Exercise instructions –
Copy out each line featuring the string "this" from the entries beneath.

Records provided –
• • • • •

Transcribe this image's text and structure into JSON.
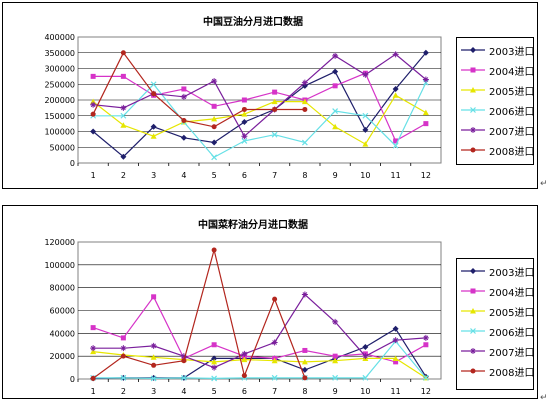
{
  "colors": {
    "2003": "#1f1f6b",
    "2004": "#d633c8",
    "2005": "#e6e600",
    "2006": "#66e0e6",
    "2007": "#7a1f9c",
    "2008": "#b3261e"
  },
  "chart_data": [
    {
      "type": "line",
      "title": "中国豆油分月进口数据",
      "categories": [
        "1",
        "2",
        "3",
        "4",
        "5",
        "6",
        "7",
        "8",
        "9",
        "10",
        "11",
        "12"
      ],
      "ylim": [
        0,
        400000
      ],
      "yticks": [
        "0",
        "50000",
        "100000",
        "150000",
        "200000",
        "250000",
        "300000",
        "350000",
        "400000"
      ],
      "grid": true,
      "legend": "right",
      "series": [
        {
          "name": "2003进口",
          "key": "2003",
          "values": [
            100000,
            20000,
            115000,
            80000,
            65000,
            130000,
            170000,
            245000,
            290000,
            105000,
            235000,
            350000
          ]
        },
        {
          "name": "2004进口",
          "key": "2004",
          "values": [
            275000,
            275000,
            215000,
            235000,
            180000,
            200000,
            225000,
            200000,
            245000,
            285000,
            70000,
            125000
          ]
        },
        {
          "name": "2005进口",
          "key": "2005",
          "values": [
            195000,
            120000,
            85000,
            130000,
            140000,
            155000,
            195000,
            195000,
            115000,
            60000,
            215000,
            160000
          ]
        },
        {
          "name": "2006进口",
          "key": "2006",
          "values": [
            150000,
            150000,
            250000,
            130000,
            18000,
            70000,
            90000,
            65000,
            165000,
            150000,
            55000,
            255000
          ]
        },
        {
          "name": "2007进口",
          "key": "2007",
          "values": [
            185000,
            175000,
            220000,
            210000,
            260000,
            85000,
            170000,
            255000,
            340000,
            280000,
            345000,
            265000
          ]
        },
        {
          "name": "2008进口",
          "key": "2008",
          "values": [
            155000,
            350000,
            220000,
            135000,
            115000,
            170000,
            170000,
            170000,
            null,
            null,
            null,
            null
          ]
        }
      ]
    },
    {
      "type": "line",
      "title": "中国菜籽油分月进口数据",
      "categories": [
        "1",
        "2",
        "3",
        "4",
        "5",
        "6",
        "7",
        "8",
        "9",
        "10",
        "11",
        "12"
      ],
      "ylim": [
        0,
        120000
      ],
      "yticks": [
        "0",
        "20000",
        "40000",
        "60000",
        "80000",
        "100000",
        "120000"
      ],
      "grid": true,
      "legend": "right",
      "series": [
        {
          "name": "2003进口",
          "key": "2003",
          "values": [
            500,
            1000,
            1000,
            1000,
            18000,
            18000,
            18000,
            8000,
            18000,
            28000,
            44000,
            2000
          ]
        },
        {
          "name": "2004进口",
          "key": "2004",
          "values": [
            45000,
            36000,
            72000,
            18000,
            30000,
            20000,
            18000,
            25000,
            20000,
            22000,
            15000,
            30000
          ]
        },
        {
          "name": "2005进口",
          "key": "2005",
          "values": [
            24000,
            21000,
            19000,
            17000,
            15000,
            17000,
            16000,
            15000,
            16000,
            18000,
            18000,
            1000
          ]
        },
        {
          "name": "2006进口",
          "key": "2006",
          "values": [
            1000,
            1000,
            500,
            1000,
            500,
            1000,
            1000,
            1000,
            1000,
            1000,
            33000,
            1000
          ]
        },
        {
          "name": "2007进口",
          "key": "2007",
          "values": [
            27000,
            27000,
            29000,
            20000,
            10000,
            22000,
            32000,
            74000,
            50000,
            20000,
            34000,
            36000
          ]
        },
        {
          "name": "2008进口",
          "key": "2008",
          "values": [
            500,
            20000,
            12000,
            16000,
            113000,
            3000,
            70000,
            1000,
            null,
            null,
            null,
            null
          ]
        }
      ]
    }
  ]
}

• • • • •

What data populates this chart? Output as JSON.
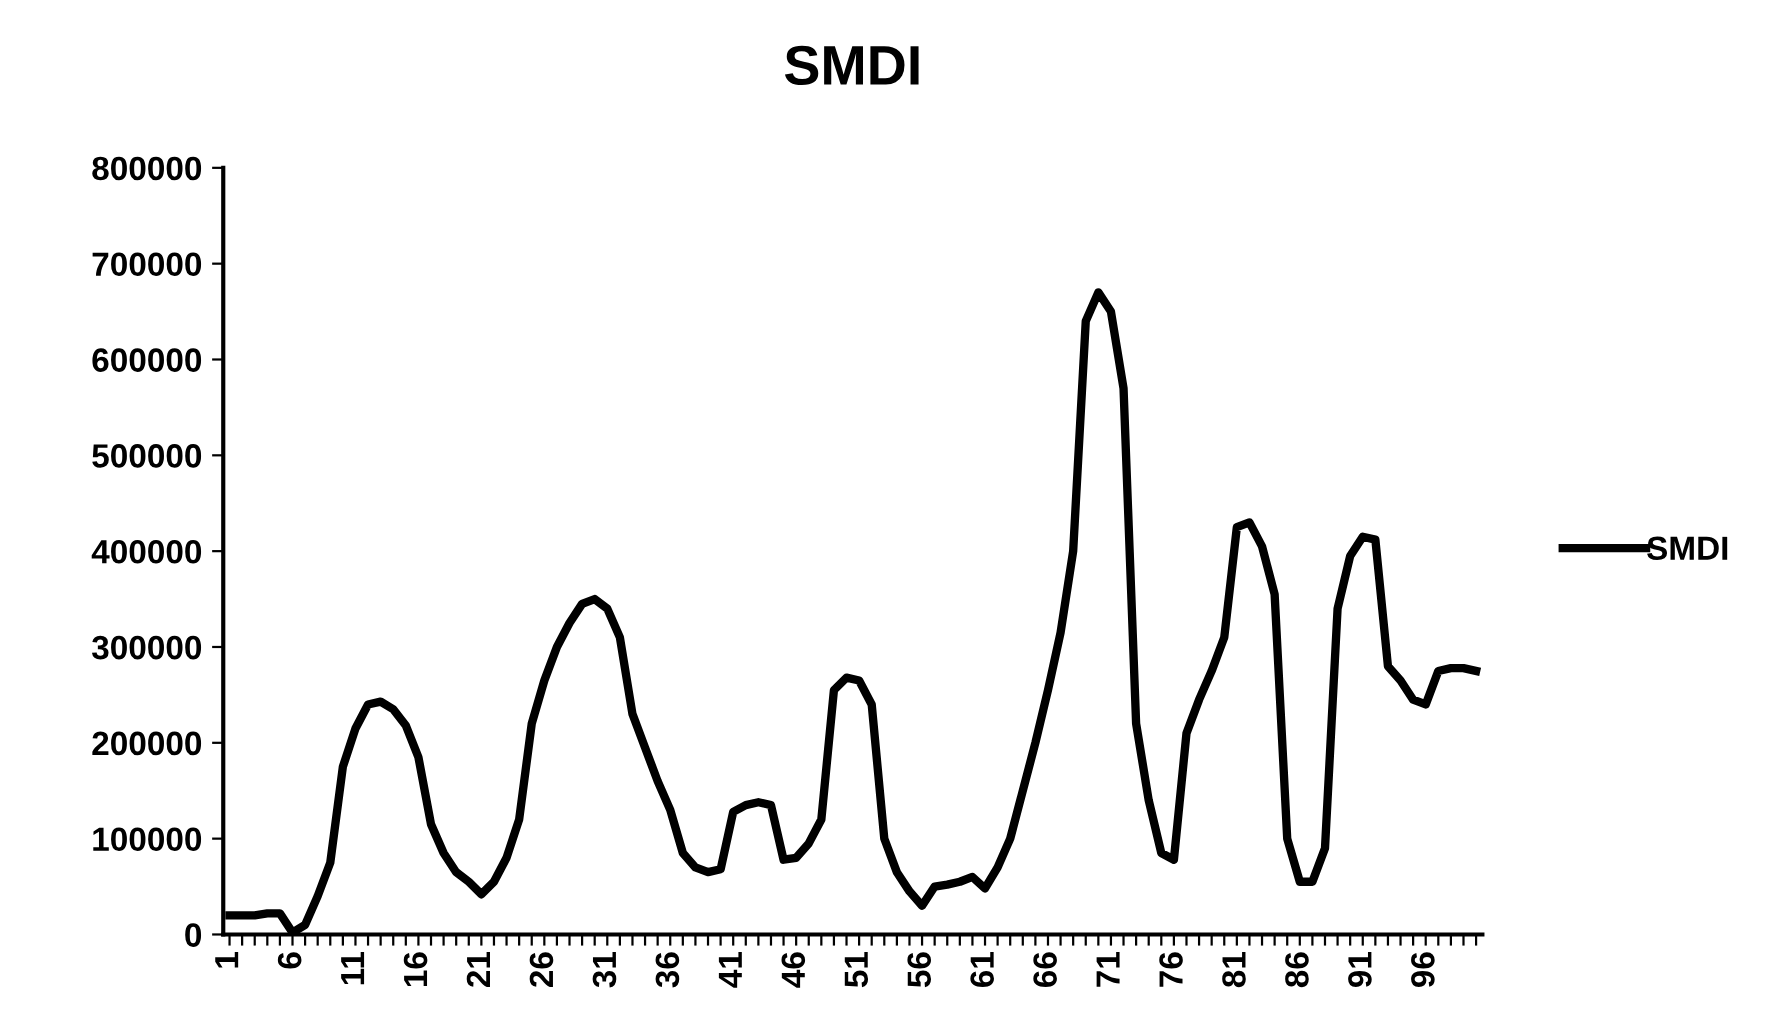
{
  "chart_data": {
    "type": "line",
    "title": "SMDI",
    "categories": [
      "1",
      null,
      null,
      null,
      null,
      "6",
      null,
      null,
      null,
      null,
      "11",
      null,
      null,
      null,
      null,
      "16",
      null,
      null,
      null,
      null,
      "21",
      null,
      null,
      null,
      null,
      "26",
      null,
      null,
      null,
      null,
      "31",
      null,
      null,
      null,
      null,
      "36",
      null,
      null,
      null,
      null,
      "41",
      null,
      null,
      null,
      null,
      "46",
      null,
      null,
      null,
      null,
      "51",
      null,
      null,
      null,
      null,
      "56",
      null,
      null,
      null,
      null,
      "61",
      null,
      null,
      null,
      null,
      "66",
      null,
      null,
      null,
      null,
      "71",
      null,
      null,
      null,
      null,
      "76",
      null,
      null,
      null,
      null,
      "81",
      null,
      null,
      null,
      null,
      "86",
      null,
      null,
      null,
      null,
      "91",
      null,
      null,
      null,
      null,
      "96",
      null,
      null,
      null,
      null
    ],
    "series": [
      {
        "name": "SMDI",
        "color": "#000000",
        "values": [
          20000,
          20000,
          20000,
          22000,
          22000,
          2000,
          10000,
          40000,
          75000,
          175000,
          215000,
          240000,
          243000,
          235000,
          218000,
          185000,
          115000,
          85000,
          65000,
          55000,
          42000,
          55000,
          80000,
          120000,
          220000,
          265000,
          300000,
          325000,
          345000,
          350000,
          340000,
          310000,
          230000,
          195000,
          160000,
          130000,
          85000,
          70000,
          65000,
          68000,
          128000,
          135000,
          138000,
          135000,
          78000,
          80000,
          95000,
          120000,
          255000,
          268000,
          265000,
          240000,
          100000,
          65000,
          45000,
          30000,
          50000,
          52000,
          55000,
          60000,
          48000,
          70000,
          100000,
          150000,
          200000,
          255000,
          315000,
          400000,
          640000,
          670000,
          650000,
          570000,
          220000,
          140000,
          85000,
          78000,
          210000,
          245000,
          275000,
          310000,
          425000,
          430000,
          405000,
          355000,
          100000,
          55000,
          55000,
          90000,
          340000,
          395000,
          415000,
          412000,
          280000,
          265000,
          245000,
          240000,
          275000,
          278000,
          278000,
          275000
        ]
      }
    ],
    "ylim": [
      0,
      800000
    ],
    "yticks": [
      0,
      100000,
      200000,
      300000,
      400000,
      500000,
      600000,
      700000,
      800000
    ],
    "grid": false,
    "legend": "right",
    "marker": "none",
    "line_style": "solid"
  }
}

• • • • •

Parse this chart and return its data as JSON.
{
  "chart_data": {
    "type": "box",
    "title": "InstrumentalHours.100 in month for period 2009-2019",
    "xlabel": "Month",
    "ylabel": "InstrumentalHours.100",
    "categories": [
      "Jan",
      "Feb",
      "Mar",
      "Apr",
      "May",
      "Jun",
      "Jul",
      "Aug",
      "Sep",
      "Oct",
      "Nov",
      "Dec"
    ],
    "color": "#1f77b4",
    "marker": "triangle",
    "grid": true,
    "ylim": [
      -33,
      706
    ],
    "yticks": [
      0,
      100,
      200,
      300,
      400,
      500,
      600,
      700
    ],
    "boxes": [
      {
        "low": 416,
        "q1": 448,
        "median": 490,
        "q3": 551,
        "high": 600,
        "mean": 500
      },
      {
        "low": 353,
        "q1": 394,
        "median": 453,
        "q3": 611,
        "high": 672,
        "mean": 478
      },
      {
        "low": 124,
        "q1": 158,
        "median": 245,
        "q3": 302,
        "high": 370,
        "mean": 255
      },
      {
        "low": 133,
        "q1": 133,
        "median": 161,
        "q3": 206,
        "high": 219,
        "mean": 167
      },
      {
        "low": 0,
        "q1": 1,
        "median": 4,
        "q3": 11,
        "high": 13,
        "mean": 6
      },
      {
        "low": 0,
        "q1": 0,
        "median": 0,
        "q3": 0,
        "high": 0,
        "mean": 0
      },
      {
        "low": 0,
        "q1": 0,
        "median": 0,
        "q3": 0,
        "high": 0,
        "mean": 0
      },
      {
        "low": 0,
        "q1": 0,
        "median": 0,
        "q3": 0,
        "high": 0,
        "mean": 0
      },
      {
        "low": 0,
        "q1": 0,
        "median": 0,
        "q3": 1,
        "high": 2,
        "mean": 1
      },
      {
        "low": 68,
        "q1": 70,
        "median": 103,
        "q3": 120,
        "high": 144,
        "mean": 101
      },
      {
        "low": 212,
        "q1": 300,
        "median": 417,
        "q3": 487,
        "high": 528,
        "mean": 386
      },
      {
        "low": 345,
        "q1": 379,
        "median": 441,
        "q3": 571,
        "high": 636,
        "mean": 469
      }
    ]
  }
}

• • • • •

Solved exercise –
Transcribe this image's text and structure into JSON.
What data populates this chart? Output as JSON.
Parse this chart and return its data as JSON.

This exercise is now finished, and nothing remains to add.